[start PROVIDED ENTRIES]
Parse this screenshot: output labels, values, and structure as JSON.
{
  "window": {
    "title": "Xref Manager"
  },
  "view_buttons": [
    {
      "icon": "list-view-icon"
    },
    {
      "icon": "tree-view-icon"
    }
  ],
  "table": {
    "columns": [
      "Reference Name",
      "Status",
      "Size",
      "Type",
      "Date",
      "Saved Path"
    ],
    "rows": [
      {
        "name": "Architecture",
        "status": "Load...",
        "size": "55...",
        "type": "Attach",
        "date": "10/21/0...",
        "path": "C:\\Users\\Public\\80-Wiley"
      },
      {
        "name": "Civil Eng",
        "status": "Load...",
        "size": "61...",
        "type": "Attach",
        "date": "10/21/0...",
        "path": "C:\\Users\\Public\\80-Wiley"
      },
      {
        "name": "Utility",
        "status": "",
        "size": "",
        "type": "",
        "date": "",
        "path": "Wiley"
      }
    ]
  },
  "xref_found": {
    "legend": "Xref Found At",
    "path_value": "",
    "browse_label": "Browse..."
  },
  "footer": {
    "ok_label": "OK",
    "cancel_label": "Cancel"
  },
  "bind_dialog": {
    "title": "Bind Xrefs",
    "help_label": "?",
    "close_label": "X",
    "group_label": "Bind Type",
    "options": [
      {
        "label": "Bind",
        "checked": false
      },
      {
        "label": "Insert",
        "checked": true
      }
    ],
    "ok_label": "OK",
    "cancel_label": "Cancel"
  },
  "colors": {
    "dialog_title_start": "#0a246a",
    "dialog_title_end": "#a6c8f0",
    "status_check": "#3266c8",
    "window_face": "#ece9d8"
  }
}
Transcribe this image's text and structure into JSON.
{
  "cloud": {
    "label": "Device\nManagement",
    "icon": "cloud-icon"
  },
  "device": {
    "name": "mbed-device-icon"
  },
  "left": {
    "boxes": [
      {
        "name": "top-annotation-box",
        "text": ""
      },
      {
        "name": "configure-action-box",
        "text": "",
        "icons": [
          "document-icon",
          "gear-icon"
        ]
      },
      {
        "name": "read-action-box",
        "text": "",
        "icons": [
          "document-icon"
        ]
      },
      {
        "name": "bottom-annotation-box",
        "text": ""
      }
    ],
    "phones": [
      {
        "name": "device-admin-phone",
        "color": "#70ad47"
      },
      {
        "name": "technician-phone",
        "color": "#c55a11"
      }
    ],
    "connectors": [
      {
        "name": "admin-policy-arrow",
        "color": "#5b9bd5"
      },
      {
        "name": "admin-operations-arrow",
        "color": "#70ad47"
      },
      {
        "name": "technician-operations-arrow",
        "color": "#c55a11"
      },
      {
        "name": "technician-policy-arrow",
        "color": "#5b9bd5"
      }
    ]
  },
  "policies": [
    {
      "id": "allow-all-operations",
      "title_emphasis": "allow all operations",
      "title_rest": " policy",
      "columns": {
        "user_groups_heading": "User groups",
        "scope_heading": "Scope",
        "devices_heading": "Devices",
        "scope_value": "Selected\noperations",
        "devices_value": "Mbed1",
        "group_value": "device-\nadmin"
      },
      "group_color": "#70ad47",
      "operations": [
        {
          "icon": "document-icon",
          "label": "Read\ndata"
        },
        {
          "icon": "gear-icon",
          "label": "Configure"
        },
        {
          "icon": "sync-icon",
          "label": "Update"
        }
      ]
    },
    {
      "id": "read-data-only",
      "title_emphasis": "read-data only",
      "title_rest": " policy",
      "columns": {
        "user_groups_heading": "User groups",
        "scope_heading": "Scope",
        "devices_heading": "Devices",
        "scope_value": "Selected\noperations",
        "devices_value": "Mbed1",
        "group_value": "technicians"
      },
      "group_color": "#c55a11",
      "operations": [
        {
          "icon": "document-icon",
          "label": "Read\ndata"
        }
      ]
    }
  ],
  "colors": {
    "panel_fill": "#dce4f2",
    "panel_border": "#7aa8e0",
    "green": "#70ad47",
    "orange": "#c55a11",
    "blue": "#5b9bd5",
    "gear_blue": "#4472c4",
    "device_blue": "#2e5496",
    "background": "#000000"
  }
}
[end PROVIDED ENTRIES]
_TO BE DONE_
Extract all of the data exactly as written.

_RESULT_
Parse this screenshot: output labels, values, and structure as JSON.
{
  "window": {
    "title": "Xref Manager"
  },
  "view_buttons": [
    {
      "icon": "list-view-icon"
    },
    {
      "icon": "tree-view-icon"
    }
  ],
  "table": {
    "columns": [
      "Reference Name",
      "Status",
      "Size",
      "Type",
      "Date",
      "Saved Path"
    ],
    "rows": [
      {
        "name": "Architecture",
        "status": "Load...",
        "size": "55...",
        "type": "Attach",
        "date": "10/21/0...",
        "path": "C:\\Users\\Public\\80-Wiley"
      },
      {
        "name": "Civil Eng",
        "status": "Load...",
        "size": "61...",
        "type": "Attach",
        "date": "10/21/0...",
        "path": "C:\\Users\\Public\\80-Wiley"
      },
      {
        "name": "Utility",
        "status": "",
        "size": "",
        "type": "",
        "date": "",
        "path": "Wiley"
      }
    ]
  },
  "xref_found": {
    "legend": "Xref Found At",
    "path_value": "",
    "browse_label": "Browse..."
  },
  "footer": {
    "ok_label": "OK",
    "cancel_label": "Cancel"
  },
  "bind_dialog": {
    "title": "Bind Xrefs",
    "help_label": "?",
    "close_label": "X",
    "group_label": "Bind Type",
    "options": [
      {
        "label": "Bind",
        "checked": false
      },
      {
        "label": "Insert",
        "checked": true
      }
    ],
    "ok_label": "OK",
    "cancel_label": "Cancel"
  },
  "colors": {
    "dialog_title_start": "#0a246a",
    "dialog_title_end": "#a6c8f0",
    "status_check": "#3266c8",
    "window_face": "#ece9d8"
  }
}
Transcribe this image's text and structure into JSON.
{
  "cloud": {
    "label": "Device\nManagement",
    "icon": "cloud-icon"
  },
  "device": {
    "name": "mbed-device-icon"
  },
  "left": {
    "boxes": [
      {
        "name": "top-annotation-box",
        "text": ""
      },
      {
        "name": "configure-action-box",
        "text": "",
        "icons": [
          "document-icon",
          "gear-icon"
        ]
      },
      {
        "name": "read-action-box",
        "text": "",
        "icons": [
          "document-icon"
        ]
      },
      {
        "name": "bottom-annotation-box",
        "text": ""
      }
    ],
    "phones": [
      {
        "name": "device-admin-phone",
        "color": "#70ad47"
      },
      {
        "name": "technician-phone",
        "color": "#c55a11"
      }
    ],
    "connectors": [
      {
        "name": "admin-policy-arrow",
        "color": "#5b9bd5"
      },
      {
        "name": "admin-operations-arrow",
        "color": "#70ad47"
      },
      {
        "name": "technician-operations-arrow",
        "color": "#c55a11"
      },
      {
        "name": "technician-policy-arrow",
        "color": "#5b9bd5"
      }
    ]
  },
  "policies": [
    {
      "id": "allow-all-operations",
      "title_emphasis": "allow all operations",
      "title_rest": " policy",
      "columns": {
        "user_groups_heading": "User groups",
        "scope_heading": "Scope",
        "devices_heading": "Devices",
        "scope_value": "Selected\noperations",
        "devices_value": "Mbed1",
        "group_value": "device-\nadmin"
      },
      "group_color": "#70ad47",
      "operations": [
        {
          "icon": "document-icon",
          "label": "Read\ndata"
        },
        {
          "icon": "gear-icon",
          "label": "Configure"
        },
        {
          "icon": "sync-icon",
          "label": "Update"
        }
      ]
    },
    {
      "id": "read-data-only",
      "title_emphasis": "read-data only",
      "title_rest": " policy",
      "columns": {
        "user_groups_heading": "User groups",
        "scope_heading": "Scope",
        "devices_heading": "Devices",
        "scope_value": "Selected\noperations",
        "devices_value": "Mbed1",
        "group_value": "technicians"
      },
      "group_color": "#c55a11",
      "operations": [
        {
          "icon": "document-icon",
          "label": "Read\ndata"
        }
      ]
    }
  ],
  "colors": {
    "panel_fill": "#dce4f2",
    "panel_border": "#7aa8e0",
    "green": "#70ad47",
    "orange": "#c55a11",
    "blue": "#5b9bd5",
    "gear_blue": "#4472c4",
    "device_blue": "#2e5496",
    "background": "#000000"
  }
}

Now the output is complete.